--- STATED EXERCISE ---
Do not include the pictures; repeat the rest of the data exactly.

[Dataset items]
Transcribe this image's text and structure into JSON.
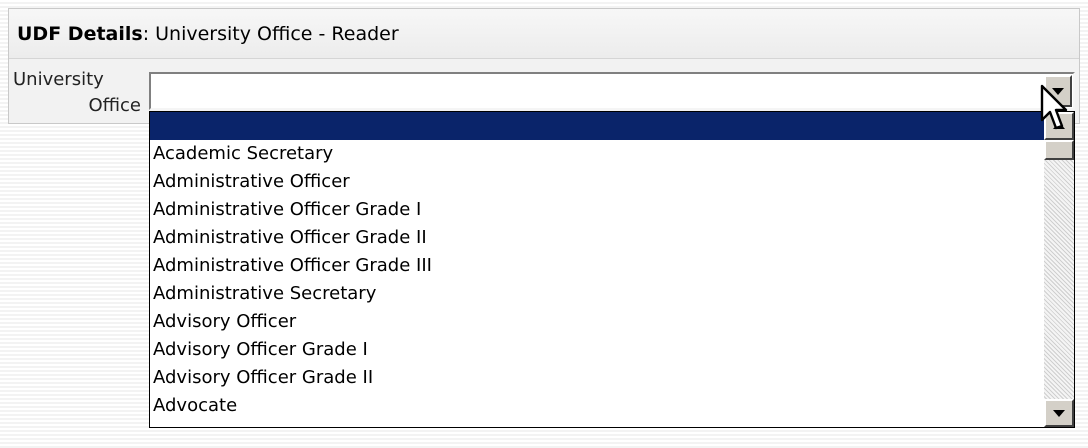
{
  "panel": {
    "title_bold": "UDF Details",
    "title_rest": ": University Office - Reader"
  },
  "field": {
    "label_line1": "University",
    "label_line2": "Office",
    "value": ""
  },
  "dropdown": {
    "selected_index": 0,
    "options": [
      "",
      "Academic Secretary",
      "Administrative Officer",
      "Administrative Officer Grade I",
      "Administrative Officer Grade II",
      "Administrative Officer Grade III",
      "Administrative Secretary",
      "Advisory Officer",
      "Advisory Officer Grade I",
      "Advisory Officer Grade II",
      "Advocate"
    ]
  },
  "colors": {
    "selection": "#0a246a",
    "panel_background": "#f2f2f2"
  },
  "icons": [
    "dropdown-arrow-icon",
    "scroll-up-arrow-icon",
    "scroll-down-arrow-icon",
    "mouse-cursor-icon"
  ]
}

--- ANSWER TO THIS EXERCISE ---
Transcribe this image's text and structure into JSON.
{
  "panel": {
    "title_bold": "UDF Details",
    "title_rest": ": University Office - Reader"
  },
  "field": {
    "label_line1": "University",
    "label_line2": "Office",
    "value": ""
  },
  "dropdown": {
    "selected_index": 0,
    "options": [
      "",
      "Academic Secretary",
      "Administrative Officer",
      "Administrative Officer Grade I",
      "Administrative Officer Grade II",
      "Administrative Officer Grade III",
      "Administrative Secretary",
      "Advisory Officer",
      "Advisory Officer Grade I",
      "Advisory Officer Grade II",
      "Advocate"
    ]
  },
  "colors": {
    "selection": "#0a246a",
    "panel_background": "#f2f2f2"
  },
  "icons": [
    "dropdown-arrow-icon",
    "scroll-up-arrow-icon",
    "scroll-down-arrow-icon",
    "mouse-cursor-icon"
  ]
}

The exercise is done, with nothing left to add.